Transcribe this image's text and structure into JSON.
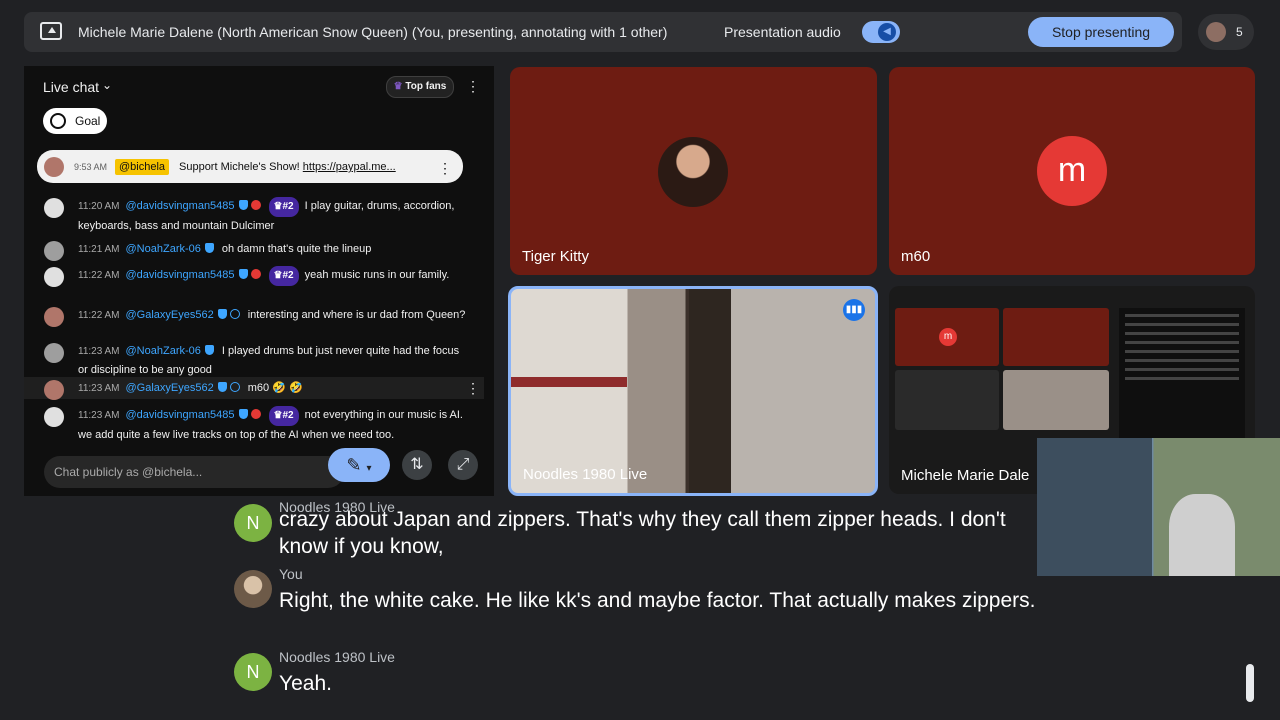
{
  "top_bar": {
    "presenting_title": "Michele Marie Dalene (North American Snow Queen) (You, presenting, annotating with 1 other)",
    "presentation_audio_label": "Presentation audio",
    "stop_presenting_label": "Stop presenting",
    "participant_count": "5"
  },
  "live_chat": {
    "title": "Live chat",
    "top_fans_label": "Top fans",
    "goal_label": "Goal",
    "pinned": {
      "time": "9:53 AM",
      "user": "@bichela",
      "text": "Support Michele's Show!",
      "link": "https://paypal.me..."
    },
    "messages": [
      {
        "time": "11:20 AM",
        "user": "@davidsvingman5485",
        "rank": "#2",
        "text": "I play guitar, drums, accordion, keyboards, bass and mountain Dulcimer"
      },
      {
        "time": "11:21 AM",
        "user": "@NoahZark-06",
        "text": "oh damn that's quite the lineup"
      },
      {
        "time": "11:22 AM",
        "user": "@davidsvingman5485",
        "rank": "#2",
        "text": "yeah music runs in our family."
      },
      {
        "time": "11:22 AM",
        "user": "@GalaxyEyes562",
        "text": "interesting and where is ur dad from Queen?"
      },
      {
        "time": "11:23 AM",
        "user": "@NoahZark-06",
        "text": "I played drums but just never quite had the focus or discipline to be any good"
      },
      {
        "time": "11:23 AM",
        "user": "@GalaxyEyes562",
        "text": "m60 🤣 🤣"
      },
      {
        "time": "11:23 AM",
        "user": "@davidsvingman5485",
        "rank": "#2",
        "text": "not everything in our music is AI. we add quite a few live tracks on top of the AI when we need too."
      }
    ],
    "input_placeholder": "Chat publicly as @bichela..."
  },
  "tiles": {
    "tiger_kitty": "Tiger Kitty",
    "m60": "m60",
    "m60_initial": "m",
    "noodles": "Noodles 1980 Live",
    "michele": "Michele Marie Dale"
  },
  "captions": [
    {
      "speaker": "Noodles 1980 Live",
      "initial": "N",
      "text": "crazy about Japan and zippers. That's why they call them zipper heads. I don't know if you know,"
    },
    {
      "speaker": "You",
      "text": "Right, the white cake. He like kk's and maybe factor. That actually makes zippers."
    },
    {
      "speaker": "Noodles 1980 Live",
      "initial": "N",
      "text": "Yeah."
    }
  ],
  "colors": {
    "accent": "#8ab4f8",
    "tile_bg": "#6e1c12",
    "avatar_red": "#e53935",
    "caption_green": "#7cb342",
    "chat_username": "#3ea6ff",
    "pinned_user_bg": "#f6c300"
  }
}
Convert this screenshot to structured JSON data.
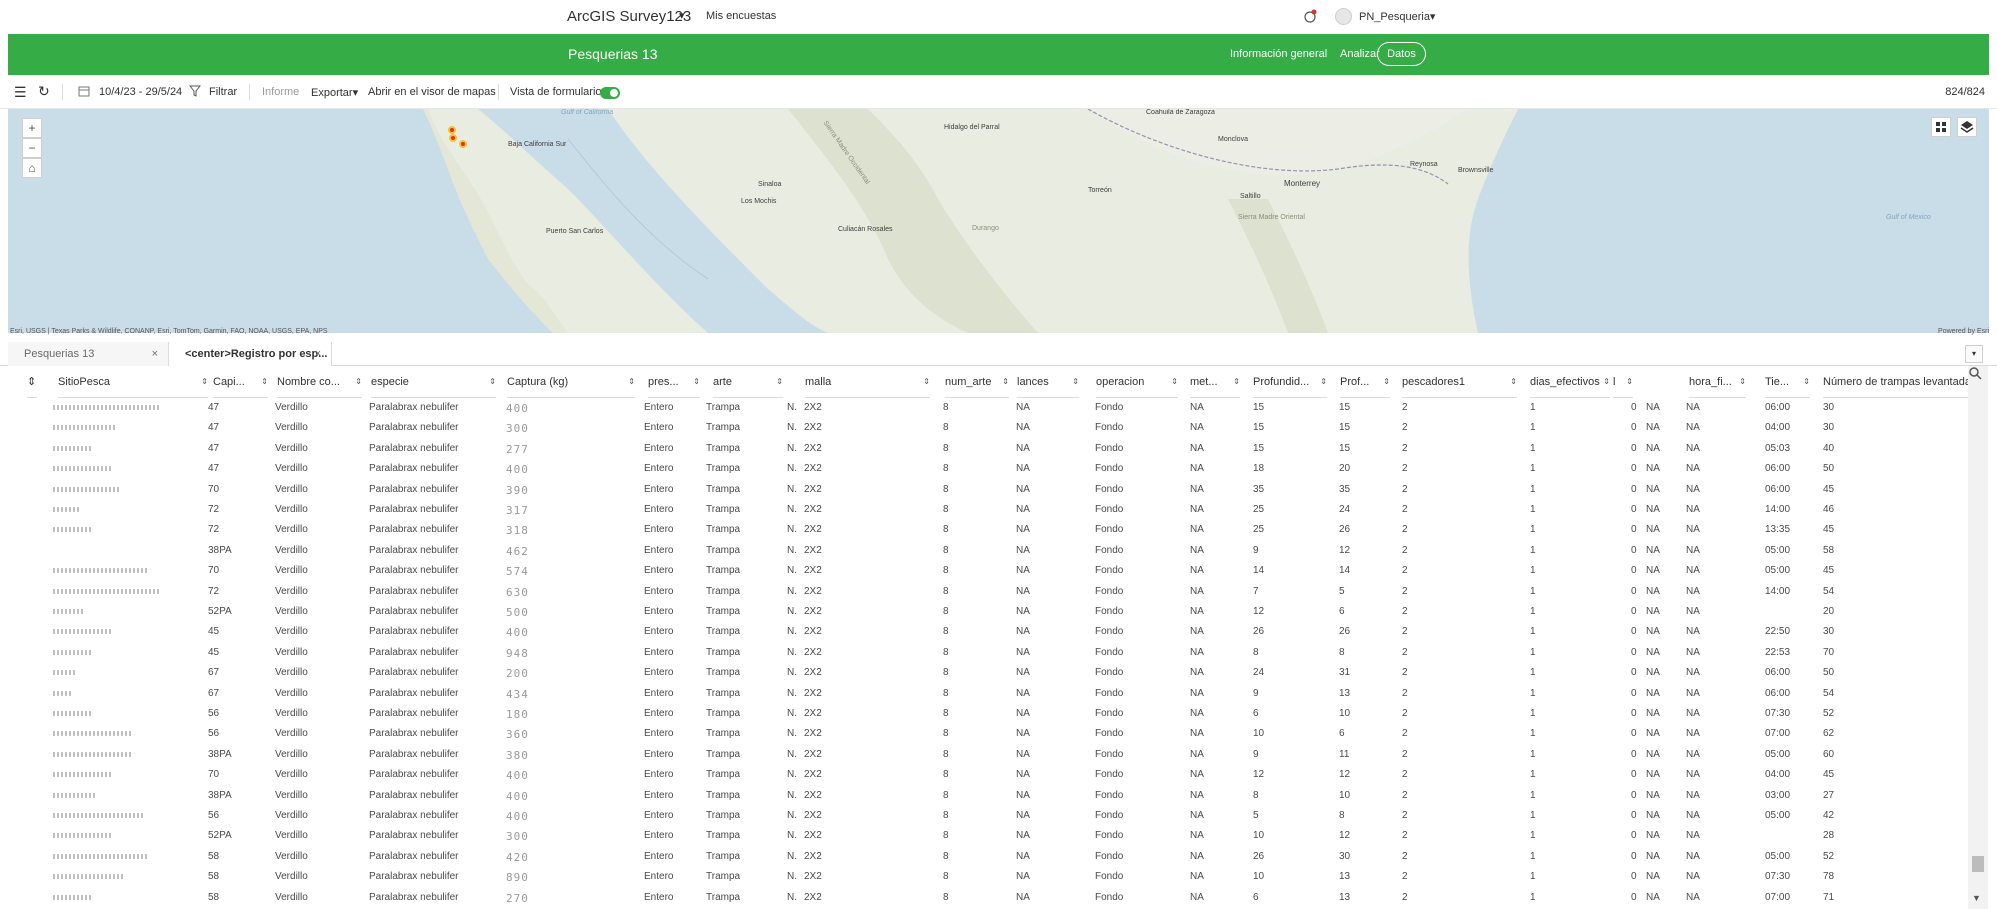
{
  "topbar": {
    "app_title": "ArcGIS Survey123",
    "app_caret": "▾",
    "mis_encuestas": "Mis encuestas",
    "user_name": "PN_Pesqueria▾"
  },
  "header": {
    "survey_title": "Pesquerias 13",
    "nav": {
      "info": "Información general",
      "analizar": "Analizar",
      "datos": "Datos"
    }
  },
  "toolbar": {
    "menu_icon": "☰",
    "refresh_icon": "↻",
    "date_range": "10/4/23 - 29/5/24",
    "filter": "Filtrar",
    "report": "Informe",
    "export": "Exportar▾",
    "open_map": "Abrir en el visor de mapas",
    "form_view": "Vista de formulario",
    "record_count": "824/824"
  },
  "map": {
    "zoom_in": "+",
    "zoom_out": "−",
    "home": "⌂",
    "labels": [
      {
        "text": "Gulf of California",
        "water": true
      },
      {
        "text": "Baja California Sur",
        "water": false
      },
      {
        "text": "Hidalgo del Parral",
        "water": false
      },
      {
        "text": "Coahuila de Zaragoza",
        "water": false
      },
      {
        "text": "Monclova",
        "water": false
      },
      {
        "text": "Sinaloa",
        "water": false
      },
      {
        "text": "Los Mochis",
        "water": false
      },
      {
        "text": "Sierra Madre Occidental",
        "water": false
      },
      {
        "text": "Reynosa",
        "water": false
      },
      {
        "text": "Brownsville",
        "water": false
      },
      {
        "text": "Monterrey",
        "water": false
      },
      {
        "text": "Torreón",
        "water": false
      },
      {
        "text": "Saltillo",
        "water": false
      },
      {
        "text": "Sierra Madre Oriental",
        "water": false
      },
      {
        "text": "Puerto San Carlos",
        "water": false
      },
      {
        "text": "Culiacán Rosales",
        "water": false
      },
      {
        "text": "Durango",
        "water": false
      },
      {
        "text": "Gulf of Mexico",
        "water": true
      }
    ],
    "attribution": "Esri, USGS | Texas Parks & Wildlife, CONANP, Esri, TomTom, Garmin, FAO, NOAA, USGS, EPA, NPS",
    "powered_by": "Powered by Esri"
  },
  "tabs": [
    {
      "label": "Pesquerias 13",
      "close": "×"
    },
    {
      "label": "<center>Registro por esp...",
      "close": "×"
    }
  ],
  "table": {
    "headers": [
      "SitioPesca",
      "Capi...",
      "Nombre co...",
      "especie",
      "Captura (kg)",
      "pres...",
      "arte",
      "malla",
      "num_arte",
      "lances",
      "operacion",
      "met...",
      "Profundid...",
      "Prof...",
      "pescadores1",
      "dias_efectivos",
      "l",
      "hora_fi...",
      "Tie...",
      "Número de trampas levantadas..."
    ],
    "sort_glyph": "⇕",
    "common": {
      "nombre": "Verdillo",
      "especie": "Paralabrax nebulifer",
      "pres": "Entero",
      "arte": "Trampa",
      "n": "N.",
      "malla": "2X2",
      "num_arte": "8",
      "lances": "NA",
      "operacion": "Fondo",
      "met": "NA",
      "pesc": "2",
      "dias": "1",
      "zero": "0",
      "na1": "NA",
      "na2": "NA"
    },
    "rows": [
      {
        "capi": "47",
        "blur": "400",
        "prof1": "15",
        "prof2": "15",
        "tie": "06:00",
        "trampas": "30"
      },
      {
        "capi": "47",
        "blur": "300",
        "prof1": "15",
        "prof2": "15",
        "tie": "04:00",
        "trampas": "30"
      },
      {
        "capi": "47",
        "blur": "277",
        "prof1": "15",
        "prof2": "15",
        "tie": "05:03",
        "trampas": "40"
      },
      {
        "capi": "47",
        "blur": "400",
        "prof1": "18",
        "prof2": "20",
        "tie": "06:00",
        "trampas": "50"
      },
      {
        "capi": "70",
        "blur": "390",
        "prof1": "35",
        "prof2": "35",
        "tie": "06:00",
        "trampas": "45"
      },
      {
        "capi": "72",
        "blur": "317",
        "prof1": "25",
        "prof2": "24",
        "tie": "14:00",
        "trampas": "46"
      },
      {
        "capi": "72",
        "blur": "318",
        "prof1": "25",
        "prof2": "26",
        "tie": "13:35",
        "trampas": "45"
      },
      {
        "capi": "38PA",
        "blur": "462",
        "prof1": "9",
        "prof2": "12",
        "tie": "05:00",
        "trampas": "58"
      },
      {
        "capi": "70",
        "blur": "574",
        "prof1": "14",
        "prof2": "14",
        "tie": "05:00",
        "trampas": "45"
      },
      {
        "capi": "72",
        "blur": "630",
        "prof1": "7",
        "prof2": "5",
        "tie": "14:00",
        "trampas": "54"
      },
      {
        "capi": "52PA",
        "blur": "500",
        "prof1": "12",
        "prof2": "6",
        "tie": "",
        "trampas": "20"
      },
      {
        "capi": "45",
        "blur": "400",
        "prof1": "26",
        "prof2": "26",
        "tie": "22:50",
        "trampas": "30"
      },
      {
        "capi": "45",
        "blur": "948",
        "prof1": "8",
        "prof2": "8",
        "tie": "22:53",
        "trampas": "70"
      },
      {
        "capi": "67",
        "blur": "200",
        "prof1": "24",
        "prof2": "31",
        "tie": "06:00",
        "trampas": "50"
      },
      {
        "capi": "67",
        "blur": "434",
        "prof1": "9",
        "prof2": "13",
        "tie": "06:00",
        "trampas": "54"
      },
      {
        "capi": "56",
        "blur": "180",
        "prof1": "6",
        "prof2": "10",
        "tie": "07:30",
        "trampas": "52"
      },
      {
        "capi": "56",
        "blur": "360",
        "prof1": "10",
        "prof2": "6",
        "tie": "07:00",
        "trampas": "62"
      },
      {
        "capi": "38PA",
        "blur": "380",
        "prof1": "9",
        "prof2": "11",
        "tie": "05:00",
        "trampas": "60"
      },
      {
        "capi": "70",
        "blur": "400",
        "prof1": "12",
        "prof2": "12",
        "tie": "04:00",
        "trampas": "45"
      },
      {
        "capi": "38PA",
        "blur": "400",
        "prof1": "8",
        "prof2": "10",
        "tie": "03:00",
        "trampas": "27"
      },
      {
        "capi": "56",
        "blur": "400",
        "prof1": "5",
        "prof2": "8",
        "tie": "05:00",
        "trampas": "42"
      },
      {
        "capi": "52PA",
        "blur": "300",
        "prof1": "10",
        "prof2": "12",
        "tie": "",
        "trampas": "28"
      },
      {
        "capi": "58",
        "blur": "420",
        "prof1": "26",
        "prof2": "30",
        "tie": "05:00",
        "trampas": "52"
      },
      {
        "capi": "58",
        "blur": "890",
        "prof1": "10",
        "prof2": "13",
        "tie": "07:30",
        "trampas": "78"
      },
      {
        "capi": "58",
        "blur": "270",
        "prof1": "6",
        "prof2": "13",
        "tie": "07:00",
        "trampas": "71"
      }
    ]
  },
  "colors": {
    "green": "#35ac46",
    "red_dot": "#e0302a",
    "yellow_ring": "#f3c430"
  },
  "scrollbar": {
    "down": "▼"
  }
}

* * * *

#### PROBLEM
Search the records for the string "Esri" and return every line in which it occurs.

#### TASK RESULT
    "attribution": "Esri, USGS | Texas Parks & Wildlife, CONANP, Esri, TomTom, Garmin, FAO, NOAA, USGS, EPA, NPS",
    "powered_by": "Powered by Esri"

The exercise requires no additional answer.